#### WRITTEN EXERCISE:
Please give the listing again, word for word, with nothing left out.

Figure record extracts
-- Begin --
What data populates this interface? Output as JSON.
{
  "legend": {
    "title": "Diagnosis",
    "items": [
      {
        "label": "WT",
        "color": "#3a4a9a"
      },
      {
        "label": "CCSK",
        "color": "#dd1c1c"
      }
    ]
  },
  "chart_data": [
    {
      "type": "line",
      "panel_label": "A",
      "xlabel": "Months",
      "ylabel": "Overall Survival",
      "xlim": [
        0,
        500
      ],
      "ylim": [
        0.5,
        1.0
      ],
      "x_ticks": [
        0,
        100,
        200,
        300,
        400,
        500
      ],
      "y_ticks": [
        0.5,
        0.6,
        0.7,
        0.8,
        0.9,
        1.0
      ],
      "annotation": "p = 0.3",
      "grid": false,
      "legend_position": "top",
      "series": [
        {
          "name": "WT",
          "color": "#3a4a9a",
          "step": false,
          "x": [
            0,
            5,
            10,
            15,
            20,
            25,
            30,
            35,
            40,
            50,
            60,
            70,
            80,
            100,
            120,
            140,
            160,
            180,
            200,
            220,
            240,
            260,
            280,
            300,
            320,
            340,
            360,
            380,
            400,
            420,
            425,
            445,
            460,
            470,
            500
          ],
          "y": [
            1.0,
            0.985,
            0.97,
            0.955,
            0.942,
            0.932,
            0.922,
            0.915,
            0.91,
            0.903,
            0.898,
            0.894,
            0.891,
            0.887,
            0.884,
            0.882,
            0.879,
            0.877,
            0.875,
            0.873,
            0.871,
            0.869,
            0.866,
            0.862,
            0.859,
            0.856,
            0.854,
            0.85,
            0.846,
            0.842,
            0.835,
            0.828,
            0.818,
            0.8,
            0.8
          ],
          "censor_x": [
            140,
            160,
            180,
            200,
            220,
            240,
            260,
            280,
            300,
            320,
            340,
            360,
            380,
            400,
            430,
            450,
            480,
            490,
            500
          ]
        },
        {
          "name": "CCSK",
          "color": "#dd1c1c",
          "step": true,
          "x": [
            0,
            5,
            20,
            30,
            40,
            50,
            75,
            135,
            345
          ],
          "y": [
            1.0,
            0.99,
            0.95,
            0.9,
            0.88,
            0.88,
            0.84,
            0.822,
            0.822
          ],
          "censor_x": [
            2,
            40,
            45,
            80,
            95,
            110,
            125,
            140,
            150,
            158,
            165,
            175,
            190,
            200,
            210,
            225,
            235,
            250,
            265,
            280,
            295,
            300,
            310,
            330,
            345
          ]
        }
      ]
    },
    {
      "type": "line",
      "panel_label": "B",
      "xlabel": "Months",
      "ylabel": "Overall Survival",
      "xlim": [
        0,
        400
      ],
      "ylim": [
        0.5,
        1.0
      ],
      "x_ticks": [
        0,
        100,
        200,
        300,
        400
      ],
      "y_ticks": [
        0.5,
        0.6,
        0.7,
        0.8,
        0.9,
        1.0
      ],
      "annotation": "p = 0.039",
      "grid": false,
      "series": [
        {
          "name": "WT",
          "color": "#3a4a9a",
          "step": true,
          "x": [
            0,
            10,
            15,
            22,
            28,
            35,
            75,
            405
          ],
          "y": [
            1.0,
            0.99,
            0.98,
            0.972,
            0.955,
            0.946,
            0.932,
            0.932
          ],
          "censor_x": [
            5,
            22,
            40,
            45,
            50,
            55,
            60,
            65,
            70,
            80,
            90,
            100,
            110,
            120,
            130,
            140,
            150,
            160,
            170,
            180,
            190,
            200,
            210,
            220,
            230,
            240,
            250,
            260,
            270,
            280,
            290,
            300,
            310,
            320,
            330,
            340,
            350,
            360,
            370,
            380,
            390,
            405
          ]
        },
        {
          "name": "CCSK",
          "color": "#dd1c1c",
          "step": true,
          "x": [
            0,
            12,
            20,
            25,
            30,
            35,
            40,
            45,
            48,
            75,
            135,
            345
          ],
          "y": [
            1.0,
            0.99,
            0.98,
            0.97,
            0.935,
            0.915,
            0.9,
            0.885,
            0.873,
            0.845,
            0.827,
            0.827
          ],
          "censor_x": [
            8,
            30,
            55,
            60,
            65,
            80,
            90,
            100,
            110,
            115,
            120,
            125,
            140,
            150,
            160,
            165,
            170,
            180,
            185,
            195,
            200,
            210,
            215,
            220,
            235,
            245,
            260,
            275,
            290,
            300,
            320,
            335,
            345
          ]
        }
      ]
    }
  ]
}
-- End --
#### THE ANSWER:
What data populates this interface? Output as JSON.
{
  "legend": {
    "title": "Diagnosis",
    "items": [
      {
        "label": "WT",
        "color": "#3a4a9a"
      },
      {
        "label": "CCSK",
        "color": "#dd1c1c"
      }
    ]
  },
  "chart_data": [
    {
      "type": "line",
      "panel_label": "A",
      "xlabel": "Months",
      "ylabel": "Overall Survival",
      "xlim": [
        0,
        500
      ],
      "ylim": [
        0.5,
        1.0
      ],
      "x_ticks": [
        0,
        100,
        200,
        300,
        400,
        500
      ],
      "y_ticks": [
        0.5,
        0.6,
        0.7,
        0.8,
        0.9,
        1.0
      ],
      "annotation": "p = 0.3",
      "grid": false,
      "legend_position": "top",
      "series": [
        {
          "name": "WT",
          "color": "#3a4a9a",
          "step": false,
          "x": [
            0,
            5,
            10,
            15,
            20,
            25,
            30,
            35,
            40,
            50,
            60,
            70,
            80,
            100,
            120,
            140,
            160,
            180,
            200,
            220,
            240,
            260,
            280,
            300,
            320,
            340,
            360,
            380,
            400,
            420,
            425,
            445,
            460,
            470,
            500
          ],
          "y": [
            1.0,
            0.985,
            0.97,
            0.955,
            0.942,
            0.932,
            0.922,
            0.915,
            0.91,
            0.903,
            0.898,
            0.894,
            0.891,
            0.887,
            0.884,
            0.882,
            0.879,
            0.877,
            0.875,
            0.873,
            0.871,
            0.869,
            0.866,
            0.862,
            0.859,
            0.856,
            0.854,
            0.85,
            0.846,
            0.842,
            0.835,
            0.828,
            0.818,
            0.8,
            0.8
          ],
          "censor_x": [
            140,
            160,
            180,
            200,
            220,
            240,
            260,
            280,
            300,
            320,
            340,
            360,
            380,
            400,
            430,
            450,
            480,
            490,
            500
          ]
        },
        {
          "name": "CCSK",
          "color": "#dd1c1c",
          "step": true,
          "x": [
            0,
            5,
            20,
            30,
            40,
            50,
            75,
            135,
            345
          ],
          "y": [
            1.0,
            0.99,
            0.95,
            0.9,
            0.88,
            0.88,
            0.84,
            0.822,
            0.822
          ],
          "censor_x": [
            2,
            40,
            45,
            80,
            95,
            110,
            125,
            140,
            150,
            158,
            165,
            175,
            190,
            200,
            210,
            225,
            235,
            250,
            265,
            280,
            295,
            300,
            310,
            330,
            345
          ]
        }
      ]
    },
    {
      "type": "line",
      "panel_label": "B",
      "xlabel": "Months",
      "ylabel": "Overall Survival",
      "xlim": [
        0,
        400
      ],
      "ylim": [
        0.5,
        1.0
      ],
      "x_ticks": [
        0,
        100,
        200,
        300,
        400
      ],
      "y_ticks": [
        0.5,
        0.6,
        0.7,
        0.8,
        0.9,
        1.0
      ],
      "annotation": "p = 0.039",
      "grid": false,
      "series": [
        {
          "name": "WT",
          "color": "#3a4a9a",
          "step": true,
          "x": [
            0,
            10,
            15,
            22,
            28,
            35,
            75,
            405
          ],
          "y": [
            1.0,
            0.99,
            0.98,
            0.972,
            0.955,
            0.946,
            0.932,
            0.932
          ],
          "censor_x": [
            5,
            22,
            40,
            45,
            50,
            55,
            60,
            65,
            70,
            80,
            90,
            100,
            110,
            120,
            130,
            140,
            150,
            160,
            170,
            180,
            190,
            200,
            210,
            220,
            230,
            240,
            250,
            260,
            270,
            280,
            290,
            300,
            310,
            320,
            330,
            340,
            350,
            360,
            370,
            380,
            390,
            405
          ]
        },
        {
          "name": "CCSK",
          "color": "#dd1c1c",
          "step": true,
          "x": [
            0,
            12,
            20,
            25,
            30,
            35,
            40,
            45,
            48,
            75,
            135,
            345
          ],
          "y": [
            1.0,
            0.99,
            0.98,
            0.97,
            0.935,
            0.915,
            0.9,
            0.885,
            0.873,
            0.845,
            0.827,
            0.827
          ],
          "censor_x": [
            8,
            30,
            55,
            60,
            65,
            80,
            90,
            100,
            110,
            115,
            120,
            125,
            140,
            150,
            160,
            165,
            170,
            180,
            185,
            195,
            200,
            210,
            215,
            220,
            235,
            245,
            260,
            275,
            290,
            300,
            320,
            335,
            345
          ]
        }
      ]
    }
  ]
}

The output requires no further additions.